[Saved data entries]

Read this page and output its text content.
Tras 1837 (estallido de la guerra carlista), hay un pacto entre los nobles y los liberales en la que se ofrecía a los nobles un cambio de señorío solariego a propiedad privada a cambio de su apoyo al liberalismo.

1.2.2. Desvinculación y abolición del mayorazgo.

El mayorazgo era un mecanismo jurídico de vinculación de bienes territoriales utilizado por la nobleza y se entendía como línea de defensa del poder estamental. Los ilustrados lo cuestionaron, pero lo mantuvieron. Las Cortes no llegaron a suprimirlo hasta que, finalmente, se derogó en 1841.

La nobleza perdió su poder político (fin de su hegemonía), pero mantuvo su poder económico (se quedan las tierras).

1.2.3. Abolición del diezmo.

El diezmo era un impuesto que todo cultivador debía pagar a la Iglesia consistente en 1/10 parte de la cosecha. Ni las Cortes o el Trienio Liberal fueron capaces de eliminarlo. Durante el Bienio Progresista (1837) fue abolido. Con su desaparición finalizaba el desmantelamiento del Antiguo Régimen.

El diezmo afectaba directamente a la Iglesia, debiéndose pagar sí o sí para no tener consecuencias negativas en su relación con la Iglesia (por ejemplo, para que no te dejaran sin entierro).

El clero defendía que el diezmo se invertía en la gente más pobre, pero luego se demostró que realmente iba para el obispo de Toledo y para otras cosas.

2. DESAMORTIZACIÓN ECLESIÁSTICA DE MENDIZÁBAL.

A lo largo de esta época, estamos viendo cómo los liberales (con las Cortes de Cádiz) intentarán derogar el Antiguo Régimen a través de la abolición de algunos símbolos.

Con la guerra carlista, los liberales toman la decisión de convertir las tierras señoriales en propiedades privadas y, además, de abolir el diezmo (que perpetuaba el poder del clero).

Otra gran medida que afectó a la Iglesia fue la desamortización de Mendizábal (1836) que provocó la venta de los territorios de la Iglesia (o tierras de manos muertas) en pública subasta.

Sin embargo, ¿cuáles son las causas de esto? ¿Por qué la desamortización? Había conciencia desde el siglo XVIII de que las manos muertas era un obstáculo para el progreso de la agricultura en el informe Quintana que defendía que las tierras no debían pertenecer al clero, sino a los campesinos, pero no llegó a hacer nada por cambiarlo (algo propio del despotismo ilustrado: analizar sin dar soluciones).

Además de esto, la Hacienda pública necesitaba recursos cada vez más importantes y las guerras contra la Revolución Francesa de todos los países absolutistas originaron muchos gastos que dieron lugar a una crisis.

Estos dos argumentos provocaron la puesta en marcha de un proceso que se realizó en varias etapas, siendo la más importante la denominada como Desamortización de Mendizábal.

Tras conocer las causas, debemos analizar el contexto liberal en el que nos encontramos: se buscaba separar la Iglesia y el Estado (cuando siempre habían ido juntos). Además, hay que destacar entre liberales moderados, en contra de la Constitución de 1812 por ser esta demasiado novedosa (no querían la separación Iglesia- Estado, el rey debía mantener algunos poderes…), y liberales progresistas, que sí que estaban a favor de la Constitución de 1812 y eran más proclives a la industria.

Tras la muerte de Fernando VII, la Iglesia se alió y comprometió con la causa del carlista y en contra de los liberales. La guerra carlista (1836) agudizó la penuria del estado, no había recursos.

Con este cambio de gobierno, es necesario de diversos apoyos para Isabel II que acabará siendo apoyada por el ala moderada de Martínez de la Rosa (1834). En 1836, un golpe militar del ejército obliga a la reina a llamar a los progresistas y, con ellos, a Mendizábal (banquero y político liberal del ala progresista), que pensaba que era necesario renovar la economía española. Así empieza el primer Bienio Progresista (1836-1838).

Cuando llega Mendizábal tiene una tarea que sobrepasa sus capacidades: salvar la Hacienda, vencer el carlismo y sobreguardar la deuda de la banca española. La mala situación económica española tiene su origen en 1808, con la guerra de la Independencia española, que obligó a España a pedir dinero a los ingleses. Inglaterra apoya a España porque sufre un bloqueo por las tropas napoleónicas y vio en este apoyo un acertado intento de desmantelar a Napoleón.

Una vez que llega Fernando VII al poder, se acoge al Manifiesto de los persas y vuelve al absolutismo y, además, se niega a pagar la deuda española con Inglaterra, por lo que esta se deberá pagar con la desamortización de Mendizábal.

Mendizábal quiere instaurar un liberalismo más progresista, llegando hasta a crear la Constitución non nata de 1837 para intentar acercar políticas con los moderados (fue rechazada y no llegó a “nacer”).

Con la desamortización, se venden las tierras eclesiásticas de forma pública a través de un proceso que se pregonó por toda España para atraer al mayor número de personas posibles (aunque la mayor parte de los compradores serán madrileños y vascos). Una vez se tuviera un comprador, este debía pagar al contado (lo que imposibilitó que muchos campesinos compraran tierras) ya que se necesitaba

==

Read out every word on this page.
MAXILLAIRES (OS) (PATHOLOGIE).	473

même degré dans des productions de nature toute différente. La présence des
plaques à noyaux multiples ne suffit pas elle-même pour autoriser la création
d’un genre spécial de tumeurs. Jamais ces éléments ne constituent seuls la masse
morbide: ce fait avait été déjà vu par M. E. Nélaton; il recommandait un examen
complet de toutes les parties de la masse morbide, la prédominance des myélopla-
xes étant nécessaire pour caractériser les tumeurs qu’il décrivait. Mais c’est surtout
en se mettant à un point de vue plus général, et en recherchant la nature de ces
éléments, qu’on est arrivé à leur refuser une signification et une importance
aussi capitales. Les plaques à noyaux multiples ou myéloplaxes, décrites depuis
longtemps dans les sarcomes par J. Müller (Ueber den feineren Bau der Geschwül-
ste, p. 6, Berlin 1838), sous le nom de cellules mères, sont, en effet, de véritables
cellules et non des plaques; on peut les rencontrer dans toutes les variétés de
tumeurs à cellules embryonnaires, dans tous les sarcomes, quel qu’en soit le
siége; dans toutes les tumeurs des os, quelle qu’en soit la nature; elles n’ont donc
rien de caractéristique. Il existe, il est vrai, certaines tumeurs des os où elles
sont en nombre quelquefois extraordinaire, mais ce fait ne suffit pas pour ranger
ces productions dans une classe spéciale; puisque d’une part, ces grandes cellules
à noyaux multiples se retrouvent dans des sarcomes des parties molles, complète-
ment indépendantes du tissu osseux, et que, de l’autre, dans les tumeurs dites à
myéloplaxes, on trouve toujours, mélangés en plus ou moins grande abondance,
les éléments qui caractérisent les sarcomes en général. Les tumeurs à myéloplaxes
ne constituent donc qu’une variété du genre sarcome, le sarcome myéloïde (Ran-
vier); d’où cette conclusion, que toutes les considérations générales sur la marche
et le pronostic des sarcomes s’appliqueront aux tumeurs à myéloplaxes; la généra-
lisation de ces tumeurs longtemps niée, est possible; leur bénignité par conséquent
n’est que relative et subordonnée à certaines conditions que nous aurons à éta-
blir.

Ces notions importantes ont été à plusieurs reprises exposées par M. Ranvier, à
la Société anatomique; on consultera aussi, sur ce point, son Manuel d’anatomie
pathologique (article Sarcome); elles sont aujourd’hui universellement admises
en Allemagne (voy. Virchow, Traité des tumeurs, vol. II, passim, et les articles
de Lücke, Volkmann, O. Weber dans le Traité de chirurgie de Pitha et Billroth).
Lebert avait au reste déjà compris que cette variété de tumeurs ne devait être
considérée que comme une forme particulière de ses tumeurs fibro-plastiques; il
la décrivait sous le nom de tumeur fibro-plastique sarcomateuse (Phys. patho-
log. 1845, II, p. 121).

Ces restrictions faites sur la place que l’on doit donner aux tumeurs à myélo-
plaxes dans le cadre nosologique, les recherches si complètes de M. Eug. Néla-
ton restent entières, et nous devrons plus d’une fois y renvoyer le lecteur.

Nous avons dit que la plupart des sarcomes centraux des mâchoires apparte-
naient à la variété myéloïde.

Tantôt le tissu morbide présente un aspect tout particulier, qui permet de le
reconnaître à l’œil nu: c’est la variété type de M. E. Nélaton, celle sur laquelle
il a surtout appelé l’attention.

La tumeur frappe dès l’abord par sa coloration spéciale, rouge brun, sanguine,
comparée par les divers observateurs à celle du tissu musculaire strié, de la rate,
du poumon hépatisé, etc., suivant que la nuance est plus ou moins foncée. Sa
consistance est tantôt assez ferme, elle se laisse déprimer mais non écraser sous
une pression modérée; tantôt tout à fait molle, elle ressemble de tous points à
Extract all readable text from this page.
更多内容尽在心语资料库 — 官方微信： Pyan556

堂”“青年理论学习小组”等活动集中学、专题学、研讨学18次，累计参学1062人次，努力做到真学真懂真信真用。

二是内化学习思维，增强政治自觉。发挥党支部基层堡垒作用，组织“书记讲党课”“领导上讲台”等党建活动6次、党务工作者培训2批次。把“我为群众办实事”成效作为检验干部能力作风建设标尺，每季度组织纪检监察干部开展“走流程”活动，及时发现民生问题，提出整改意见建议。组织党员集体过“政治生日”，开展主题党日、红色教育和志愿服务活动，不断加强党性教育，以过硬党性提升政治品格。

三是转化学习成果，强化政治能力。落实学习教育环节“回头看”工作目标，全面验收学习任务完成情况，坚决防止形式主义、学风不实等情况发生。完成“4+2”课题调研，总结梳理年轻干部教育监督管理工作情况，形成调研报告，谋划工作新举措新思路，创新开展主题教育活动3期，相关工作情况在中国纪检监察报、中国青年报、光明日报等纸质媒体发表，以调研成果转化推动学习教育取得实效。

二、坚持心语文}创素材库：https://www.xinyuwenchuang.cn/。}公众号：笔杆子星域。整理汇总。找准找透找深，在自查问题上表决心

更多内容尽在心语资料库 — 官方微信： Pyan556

▸ WHAT YOU WILL DO
In the entries above, find every line with the word "contra" and list it.

▸ SOLUTION TO THIS TASK
Además de esto, la Hacienda pública necesitaba recursos cada vez más importantes y las guerras contra la Revolución Francesa de todos los países absolutistas originaron muchos gastos que dieron lugar a una crisis.
Tras conocer las causas, debemos analizar el contexto liberal en el que nos encontramos: se buscaba separar la Iglesia y el Estado (cuando siempre habían ido juntos). Además, hay que destacar entre liberales moderados, en contra de la Constitución de 1812 por ser esta demasiado novedosa (no querían la separación Iglesia- Estado, el rey debía mantener algunos poderes…), y liberales progresistas, que sí que estaban a favor de la Constitución de 1812 y eran más proclives a la industria.
Tras la muerte de Fernando VII, la Iglesia se alió y comprometió con la causa del carlista y en contra de los liberales. La guerra carlista (1836) agudizó la penuria del estado, no había recursos.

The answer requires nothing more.